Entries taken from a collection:
------------------------------------

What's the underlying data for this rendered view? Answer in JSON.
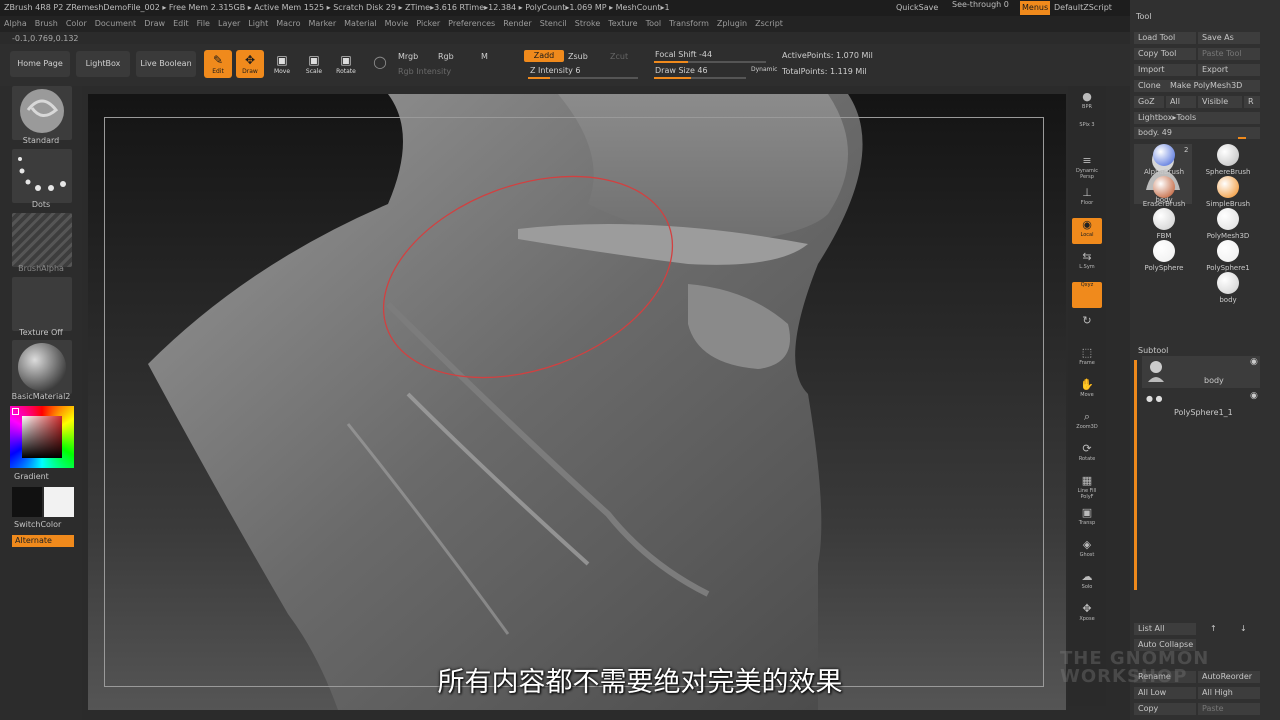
{
  "titlebar": {
    "text": "ZBrush 4R8 P2    ZRemeshDemoFile_002   ▸ Free Mem 2.315GB ▸ Active Mem 1525 ▸ Scratch Disk 29 ▸ ZTime▸3.616 RTime▸12.384 ▸ PolyCount▸1.069 MP ▸ MeshCount▸1",
    "quicksave": "QuickSave",
    "seethrough": "See-through  0",
    "menus": "Menus",
    "defaultzscript": "DefaultZScript"
  },
  "menubar": [
    "Alpha",
    "Brush",
    "Color",
    "Document",
    "Draw",
    "Edit",
    "File",
    "Layer",
    "Light",
    "Macro",
    "Marker",
    "Material",
    "Movie",
    "Picker",
    "Preferences",
    "Render",
    "Stencil",
    "Stroke",
    "Texture",
    "Tool",
    "Transform",
    "Zplugin",
    "Zscript"
  ],
  "coords": "-0.1,0.769,0.132",
  "shelf": {
    "home": "Home Page",
    "lightbox": "LightBox",
    "liveboolean": "Live Boolean",
    "edit": "Edit",
    "draw": "Draw",
    "move": "Move",
    "scale": "Scale",
    "rotate": "Rotate",
    "mrgb": "Mrgb",
    "rgb": "Rgb",
    "m": "M",
    "rgb_intensity": "Rgb Intensity",
    "zadd": "Zadd",
    "zsub": "Zsub",
    "zcut": "Zcut",
    "z_intensity": "Z Intensity 6",
    "focal_shift": "Focal Shift -44",
    "draw_size": "Draw Size 46",
    "dynamic": "Dynamic",
    "active_points": "ActivePoints: 1.070 Mil",
    "total_points": "TotalPoints: 1.119 Mil",
    "z_intensity_level": 0.2,
    "focal_shift_level": 0.3,
    "draw_size_level": 0.4
  },
  "lefttray": {
    "standard": "Standard",
    "dots": "Dots",
    "brushalpha": "BrushAlpha",
    "textureoff": "Texture Off",
    "material": "BasicMaterial2",
    "gradient": "Gradient",
    "switchcolor": "SwitchColor",
    "alternate": "Alternate"
  },
  "subtitle": "所有内容都不需要绝对完美的效果",
  "rightstrip": [
    {
      "label": "BPR",
      "glyph": "●",
      "on": false
    },
    {
      "label": "SPix 3",
      "glyph": "",
      "on": false
    },
    {
      "label": "Dynamic Persp",
      "glyph": "≡",
      "on": false
    },
    {
      "label": "Floor",
      "glyph": "⊥",
      "on": false
    },
    {
      "label": "Local",
      "glyph": "◉",
      "on": true
    },
    {
      "label": "L.Sym",
      "glyph": "⇆",
      "on": false
    },
    {
      "label": "Qxyz",
      "glyph": "",
      "on": true
    },
    {
      "label": "",
      "glyph": "↻",
      "on": false
    },
    {
      "label": "Frame",
      "glyph": "⬚",
      "on": false
    },
    {
      "label": "Move",
      "glyph": "✋",
      "on": false
    },
    {
      "label": "Zoom3D",
      "glyph": "⌕",
      "on": false
    },
    {
      "label": "Rotate",
      "glyph": "⟳",
      "on": false
    },
    {
      "label": "Line Fill PolyF",
      "glyph": "▦",
      "on": false
    },
    {
      "label": "Transp",
      "glyph": "▣",
      "on": false
    },
    {
      "label": "Ghost",
      "glyph": "◈",
      "on": false
    },
    {
      "label": "Solo",
      "glyph": "☁",
      "on": false
    },
    {
      "label": "Xpose",
      "glyph": "✥",
      "on": false
    }
  ],
  "toolpanel": {
    "title": "Tool",
    "load_tool": "Load Tool",
    "save_as": "Save As",
    "copy_tool": "Copy Tool",
    "paste_tool": "Paste Tool",
    "import": "Import",
    "export": "Export",
    "clone": "Clone",
    "make_polymesh": "Make PolyMesh3D",
    "goz": "GoZ",
    "all": "All",
    "visible": "Visible",
    "r": "R",
    "lightbox_tools": "Lightbox▸Tools",
    "body_slider": "body. 49",
    "body_count": "2",
    "brushes": [
      "body",
      "SphereBrush",
      "AlphaBrush",
      "SimpleBrush",
      "EraserBrush",
      "PolyMesh3D",
      "FBM",
      "PolySphere1",
      "PolySphere",
      "body"
    ],
    "subtool": "Subtool",
    "subtool_items": [
      "body",
      "PolySphere1_1"
    ],
    "list_all": "List All",
    "auto_collapse": "Auto Collapse",
    "rename": "Rename",
    "autoreorder": "AutoReorder",
    "all_low": "All Low",
    "all_high": "All High",
    "copy": "Copy",
    "paste": "Paste"
  },
  "watermark": "THE GNOMON WORKSHOP"
}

------------------------------------

Stated goal:
Copy the listing in full and without alteration, omitting every picture.

Output of the exercise:
What's the underlying data for this rendered view? Answer in JSON.
{
  "titlebar": {
    "text": "ZBrush 4R8 P2    ZRemeshDemoFile_002   ▸ Free Mem 2.315GB ▸ Active Mem 1525 ▸ Scratch Disk 29 ▸ ZTime▸3.616 RTime▸12.384 ▸ PolyCount▸1.069 MP ▸ MeshCount▸1",
    "quicksave": "QuickSave",
    "seethrough": "See-through  0",
    "menus": "Menus",
    "defaultzscript": "DefaultZScript"
  },
  "menubar": [
    "Alpha",
    "Brush",
    "Color",
    "Document",
    "Draw",
    "Edit",
    "File",
    "Layer",
    "Light",
    "Macro",
    "Marker",
    "Material",
    "Movie",
    "Picker",
    "Preferences",
    "Render",
    "Stencil",
    "Stroke",
    "Texture",
    "Tool",
    "Transform",
    "Zplugin",
    "Zscript"
  ],
  "coords": "-0.1,0.769,0.132",
  "shelf": {
    "home": "Home Page",
    "lightbox": "LightBox",
    "liveboolean": "Live Boolean",
    "edit": "Edit",
    "draw": "Draw",
    "move": "Move",
    "scale": "Scale",
    "rotate": "Rotate",
    "mrgb": "Mrgb",
    "rgb": "Rgb",
    "m": "M",
    "rgb_intensity": "Rgb Intensity",
    "zadd": "Zadd",
    "zsub": "Zsub",
    "zcut": "Zcut",
    "z_intensity": "Z Intensity 6",
    "focal_shift": "Focal Shift -44",
    "draw_size": "Draw Size 46",
    "dynamic": "Dynamic",
    "active_points": "ActivePoints: 1.070 Mil",
    "total_points": "TotalPoints: 1.119 Mil",
    "z_intensity_level": 0.2,
    "focal_shift_level": 0.3,
    "draw_size_level": 0.4
  },
  "lefttray": {
    "standard": "Standard",
    "dots": "Dots",
    "brushalpha": "BrushAlpha",
    "textureoff": "Texture Off",
    "material": "BasicMaterial2",
    "gradient": "Gradient",
    "switchcolor": "SwitchColor",
    "alternate": "Alternate"
  },
  "subtitle": "所有内容都不需要绝对完美的效果",
  "rightstrip": [
    {
      "label": "BPR",
      "glyph": "●",
      "on": false
    },
    {
      "label": "SPix 3",
      "glyph": "",
      "on": false
    },
    {
      "label": "Dynamic Persp",
      "glyph": "≡",
      "on": false
    },
    {
      "label": "Floor",
      "glyph": "⊥",
      "on": false
    },
    {
      "label": "Local",
      "glyph": "◉",
      "on": true
    },
    {
      "label": "L.Sym",
      "glyph": "⇆",
      "on": false
    },
    {
      "label": "Qxyz",
      "glyph": "",
      "on": true
    },
    {
      "label": "",
      "glyph": "↻",
      "on": false
    },
    {
      "label": "Frame",
      "glyph": "⬚",
      "on": false
    },
    {
      "label": "Move",
      "glyph": "✋",
      "on": false
    },
    {
      "label": "Zoom3D",
      "glyph": "⌕",
      "on": false
    },
    {
      "label": "Rotate",
      "glyph": "⟳",
      "on": false
    },
    {
      "label": "Line Fill PolyF",
      "glyph": "▦",
      "on": false
    },
    {
      "label": "Transp",
      "glyph": "▣",
      "on": false
    },
    {
      "label": "Ghost",
      "glyph": "◈",
      "on": false
    },
    {
      "label": "Solo",
      "glyph": "☁",
      "on": false
    },
    {
      "label": "Xpose",
      "glyph": "✥",
      "on": false
    }
  ],
  "toolpanel": {
    "title": "Tool",
    "load_tool": "Load Tool",
    "save_as": "Save As",
    "copy_tool": "Copy Tool",
    "paste_tool": "Paste Tool",
    "import": "Import",
    "export": "Export",
    "clone": "Clone",
    "make_polymesh": "Make PolyMesh3D",
    "goz": "GoZ",
    "all": "All",
    "visible": "Visible",
    "r": "R",
    "lightbox_tools": "Lightbox▸Tools",
    "body_slider": "body. 49",
    "body_count": "2",
    "brushes": [
      "body",
      "SphereBrush",
      "AlphaBrush",
      "SimpleBrush",
      "EraserBrush",
      "PolyMesh3D",
      "FBM",
      "PolySphere1",
      "PolySphere",
      "body"
    ],
    "subtool": "Subtool",
    "subtool_items": [
      "body",
      "PolySphere1_1"
    ],
    "list_all": "List All",
    "auto_collapse": "Auto Collapse",
    "rename": "Rename",
    "autoreorder": "AutoReorder",
    "all_low": "All Low",
    "all_high": "All High",
    "copy": "Copy",
    "paste": "Paste"
  },
  "watermark": "THE GNOMON WORKSHOP"
}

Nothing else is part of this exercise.